Copy all lines below exactly as written. Leave pictures out.
** Start of Listed records **
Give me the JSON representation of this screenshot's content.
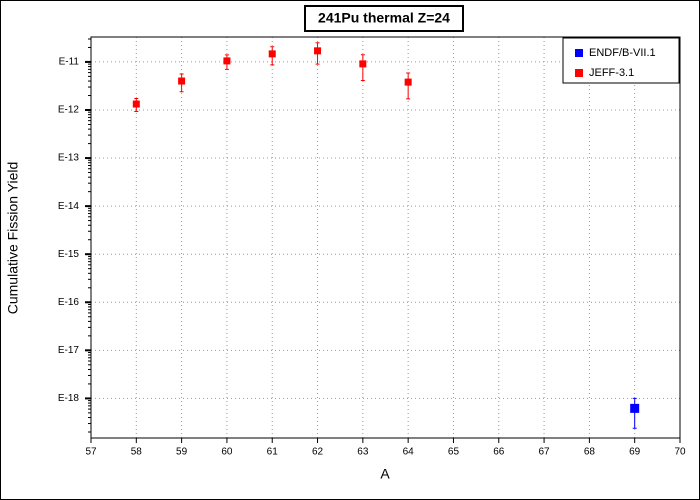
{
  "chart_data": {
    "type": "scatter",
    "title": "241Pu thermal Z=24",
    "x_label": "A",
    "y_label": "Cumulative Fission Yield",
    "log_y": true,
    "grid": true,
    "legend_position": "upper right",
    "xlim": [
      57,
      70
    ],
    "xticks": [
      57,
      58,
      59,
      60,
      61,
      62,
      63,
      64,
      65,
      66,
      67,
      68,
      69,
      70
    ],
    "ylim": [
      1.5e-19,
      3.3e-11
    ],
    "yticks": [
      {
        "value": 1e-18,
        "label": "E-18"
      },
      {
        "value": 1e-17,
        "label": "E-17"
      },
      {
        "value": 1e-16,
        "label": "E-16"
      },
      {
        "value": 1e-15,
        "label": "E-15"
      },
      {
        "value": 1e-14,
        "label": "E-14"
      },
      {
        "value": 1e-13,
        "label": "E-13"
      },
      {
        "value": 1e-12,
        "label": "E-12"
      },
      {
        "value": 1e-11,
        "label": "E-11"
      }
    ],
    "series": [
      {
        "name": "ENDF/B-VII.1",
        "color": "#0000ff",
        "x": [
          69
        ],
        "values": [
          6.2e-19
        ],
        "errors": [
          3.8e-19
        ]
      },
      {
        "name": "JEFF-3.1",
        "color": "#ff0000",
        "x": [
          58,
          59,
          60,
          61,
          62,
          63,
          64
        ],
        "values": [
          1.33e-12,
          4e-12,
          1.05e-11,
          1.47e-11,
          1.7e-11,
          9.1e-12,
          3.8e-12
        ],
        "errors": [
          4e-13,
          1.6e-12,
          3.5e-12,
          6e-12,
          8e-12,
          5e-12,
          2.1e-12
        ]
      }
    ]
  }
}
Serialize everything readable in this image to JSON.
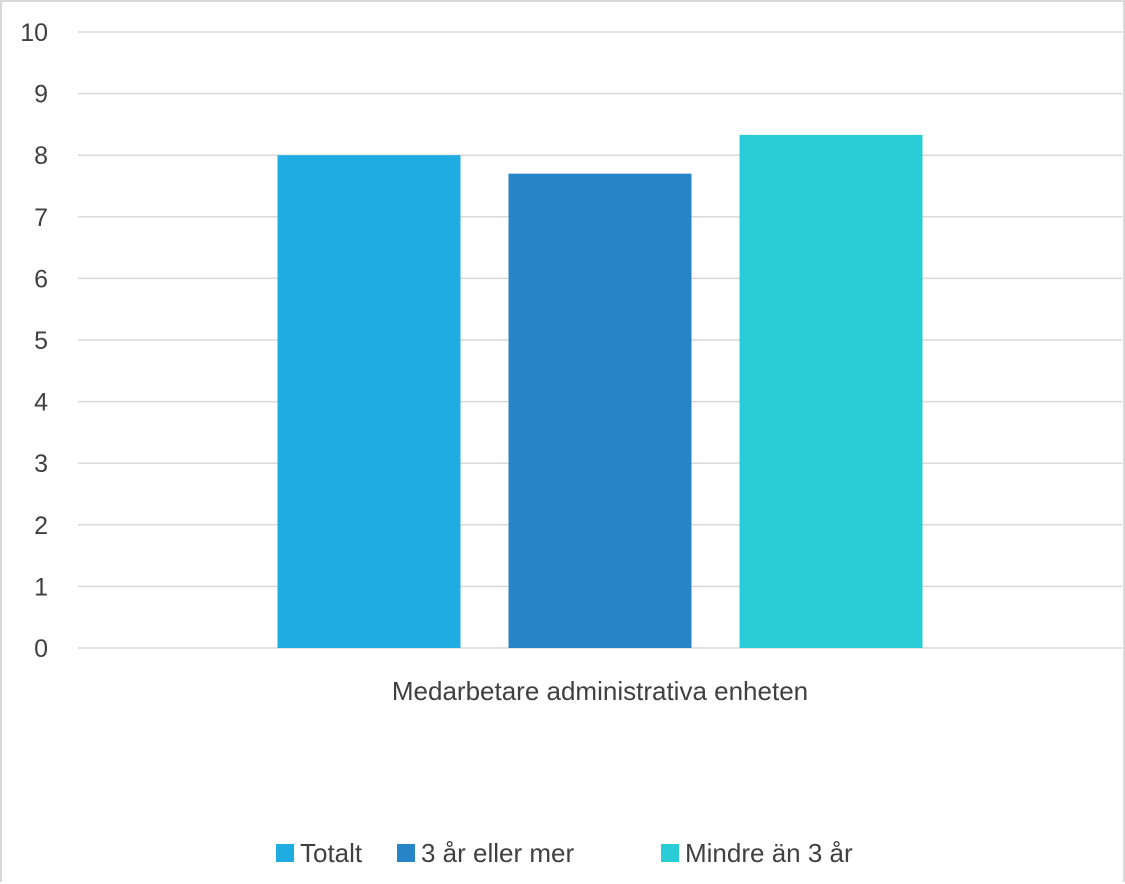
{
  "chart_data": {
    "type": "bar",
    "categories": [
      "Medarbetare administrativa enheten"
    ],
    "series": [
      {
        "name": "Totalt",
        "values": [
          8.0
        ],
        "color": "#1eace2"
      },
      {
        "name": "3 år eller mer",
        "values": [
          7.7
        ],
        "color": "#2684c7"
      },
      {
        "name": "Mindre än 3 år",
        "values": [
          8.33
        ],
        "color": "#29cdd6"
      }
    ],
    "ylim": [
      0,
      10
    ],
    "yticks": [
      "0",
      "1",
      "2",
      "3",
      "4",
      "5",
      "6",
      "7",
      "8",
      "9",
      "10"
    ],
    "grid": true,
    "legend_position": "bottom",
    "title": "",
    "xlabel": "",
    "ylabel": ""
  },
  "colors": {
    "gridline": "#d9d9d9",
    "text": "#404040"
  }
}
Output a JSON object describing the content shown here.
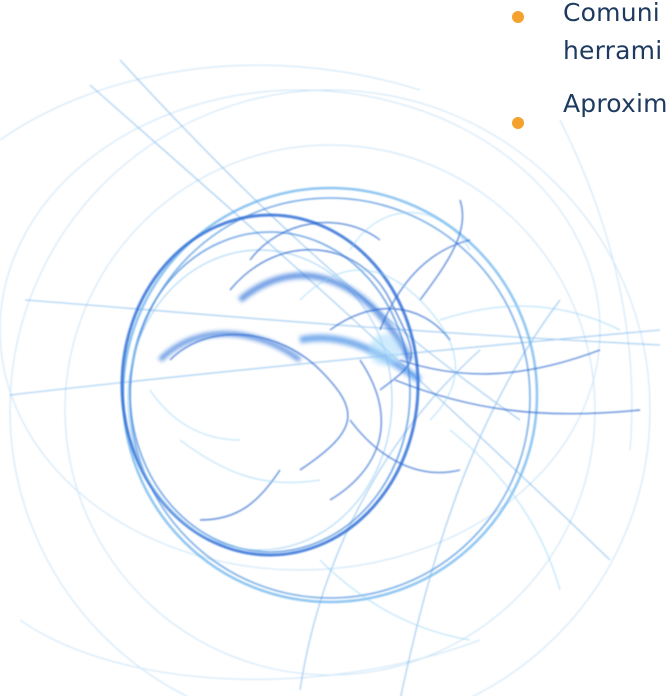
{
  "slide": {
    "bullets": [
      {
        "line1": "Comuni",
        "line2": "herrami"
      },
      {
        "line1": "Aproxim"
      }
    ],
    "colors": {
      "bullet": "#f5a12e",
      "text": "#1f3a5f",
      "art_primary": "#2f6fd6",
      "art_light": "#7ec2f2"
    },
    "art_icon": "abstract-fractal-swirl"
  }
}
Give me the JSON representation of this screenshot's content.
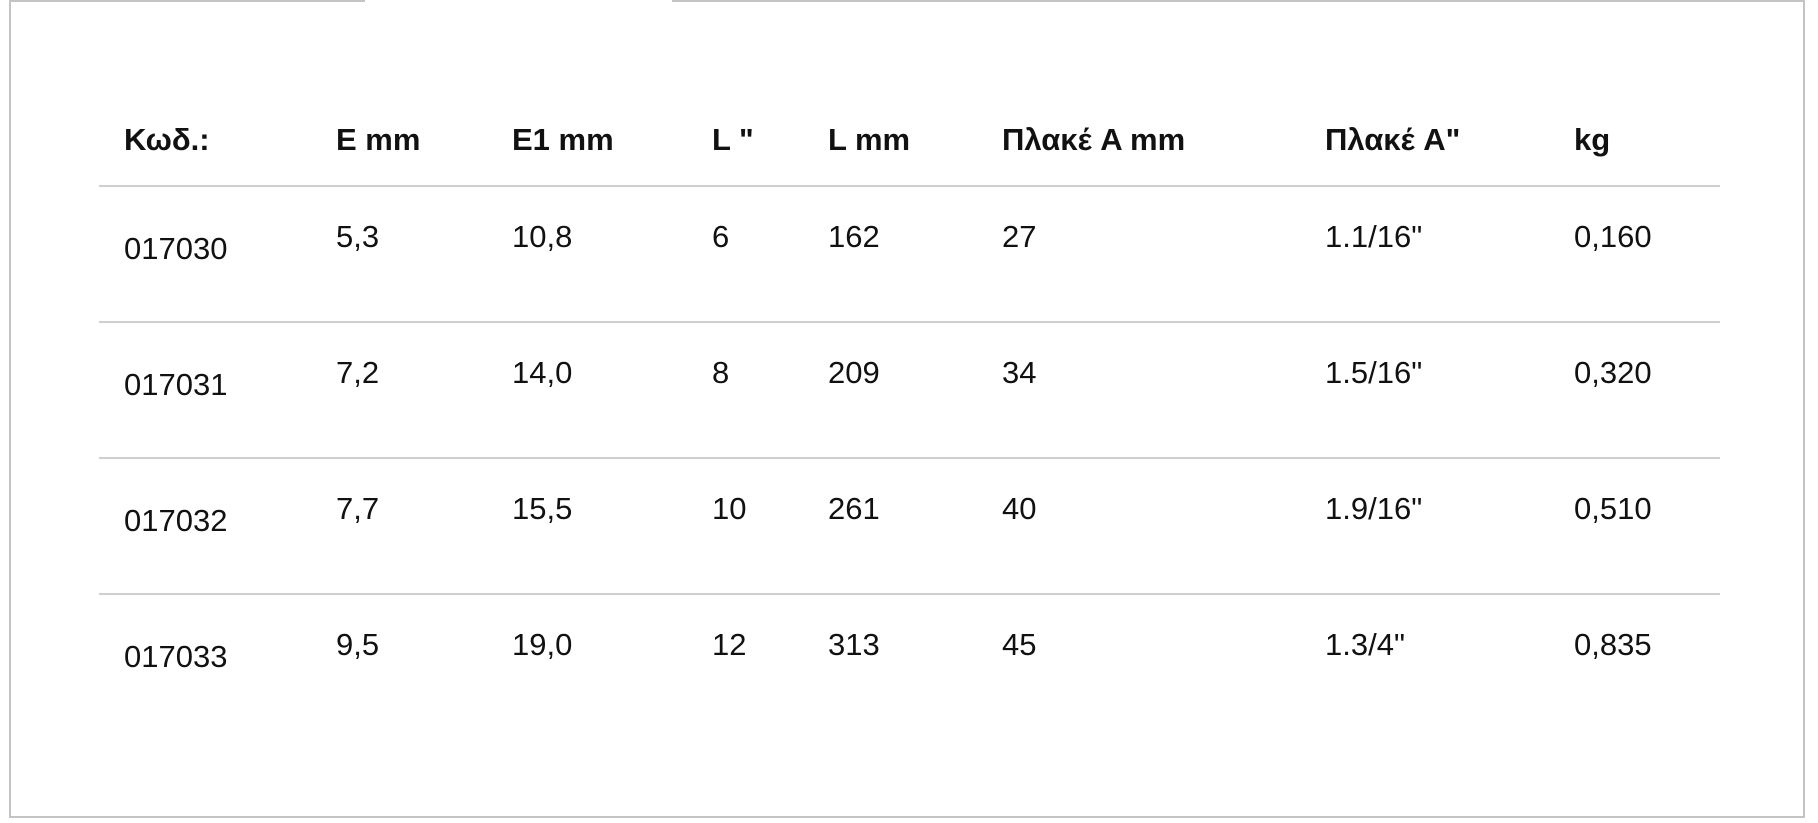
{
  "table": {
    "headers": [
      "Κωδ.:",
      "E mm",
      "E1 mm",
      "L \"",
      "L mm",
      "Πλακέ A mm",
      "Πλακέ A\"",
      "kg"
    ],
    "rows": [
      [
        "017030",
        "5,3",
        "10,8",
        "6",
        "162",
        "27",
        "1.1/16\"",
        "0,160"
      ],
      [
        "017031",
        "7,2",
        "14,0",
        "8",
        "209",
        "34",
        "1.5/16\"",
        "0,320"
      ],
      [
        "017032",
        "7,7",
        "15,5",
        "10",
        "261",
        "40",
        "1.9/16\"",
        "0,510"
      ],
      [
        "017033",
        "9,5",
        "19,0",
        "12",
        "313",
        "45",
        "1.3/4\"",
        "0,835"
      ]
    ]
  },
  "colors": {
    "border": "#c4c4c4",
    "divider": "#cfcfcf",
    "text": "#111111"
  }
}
** End of Listed records **
* Exercise response:
Give me the JSON representation of this screenshot's content.
{
  "chart_data": {
    "type": "scatter",
    "title": "241Pu thermal Z=24",
    "x_label": "A",
    "y_label": "Cumulative Fission Yield",
    "log_y": true,
    "grid": true,
    "legend_position": "upper right",
    "xlim": [
      57,
      70
    ],
    "xticks": [
      57,
      58,
      59,
      60,
      61,
      62,
      63,
      64,
      65,
      66,
      67,
      68,
      69,
      70
    ],
    "ylim": [
      1.5e-19,
      3.3e-11
    ],
    "yticks": [
      {
        "value": 1e-18,
        "label": "E-18"
      },
      {
        "value": 1e-17,
        "label": "E-17"
      },
      {
        "value": 1e-16,
        "label": "E-16"
      },
      {
        "value": 1e-15,
        "label": "E-15"
      },
      {
        "value": 1e-14,
        "label": "E-14"
      },
      {
        "value": 1e-13,
        "label": "E-13"
      },
      {
        "value": 1e-12,
        "label": "E-12"
      },
      {
        "value": 1e-11,
        "label": "E-11"
      }
    ],
    "series": [
      {
        "name": "ENDF/B-VII.1",
        "color": "#0000ff",
        "x": [
          69
        ],
        "values": [
          6.2e-19
        ],
        "errors": [
          3.8e-19
        ]
      },
      {
        "name": "JEFF-3.1",
        "color": "#ff0000",
        "x": [
          58,
          59,
          60,
          61,
          62,
          63,
          64
        ],
        "values": [
          1.33e-12,
          4e-12,
          1.05e-11,
          1.47e-11,
          1.7e-11,
          9.1e-12,
          3.8e-12
        ],
        "errors": [
          4e-13,
          1.6e-12,
          3.5e-12,
          6e-12,
          8e-12,
          5e-12,
          2.1e-12
        ]
      }
    ]
  }
}
Serialize everything readable in this image to JSON.
{
  "chart_data": {
    "type": "bar",
    "categories": [
      "Medarbetare administrativa enheten"
    ],
    "series": [
      {
        "name": "Totalt",
        "values": [
          8.0
        ],
        "color": "#1eace2"
      },
      {
        "name": "3 år eller mer",
        "values": [
          7.7
        ],
        "color": "#2684c7"
      },
      {
        "name": "Mindre än 3 år",
        "values": [
          8.33
        ],
        "color": "#29cdd6"
      }
    ],
    "ylim": [
      0,
      10
    ],
    "yticks": [
      "0",
      "1",
      "2",
      "3",
      "4",
      "5",
      "6",
      "7",
      "8",
      "9",
      "10"
    ],
    "grid": true,
    "legend_position": "bottom",
    "title": "",
    "xlabel": "",
    "ylabel": ""
  },
  "colors": {
    "gridline": "#d9d9d9",
    "text": "#404040"
  }
}
Output a JSON object describing the content shown here.
{
  "slide": {
    "bullets": [
      {
        "line1": "Comuni",
        "line2": "herrami"
      },
      {
        "line1": "Aproxim"
      }
    ],
    "colors": {
      "bullet": "#f5a12e",
      "text": "#1f3a5f",
      "art_primary": "#2f6fd6",
      "art_light": "#7ec2f2"
    },
    "art_icon": "abstract-fractal-swirl"
  }
}
Give me the JSON representation of this screenshot's content.
{
  "table": {
    "headers": [
      "Κωδ.:",
      "E mm",
      "E1 mm",
      "L \"",
      "L mm",
      "Πλακέ A mm",
      "Πλακέ A\"",
      "kg"
    ],
    "rows": [
      [
        "017030",
        "5,3",
        "10,8",
        "6",
        "162",
        "27",
        "1.1/16\"",
        "0,160"
      ],
      [
        "017031",
        "7,2",
        "14,0",
        "8",
        "209",
        "34",
        "1.5/16\"",
        "0,320"
      ],
      [
        "017032",
        "7,7",
        "15,5",
        "10",
        "261",
        "40",
        "1.9/16\"",
        "0,510"
      ],
      [
        "017033",
        "9,5",
        "19,0",
        "12",
        "313",
        "45",
        "1.3/4\"",
        "0,835"
      ]
    ]
  },
  "colors": {
    "border": "#c4c4c4",
    "divider": "#cfcfcf",
    "text": "#111111"
  }
}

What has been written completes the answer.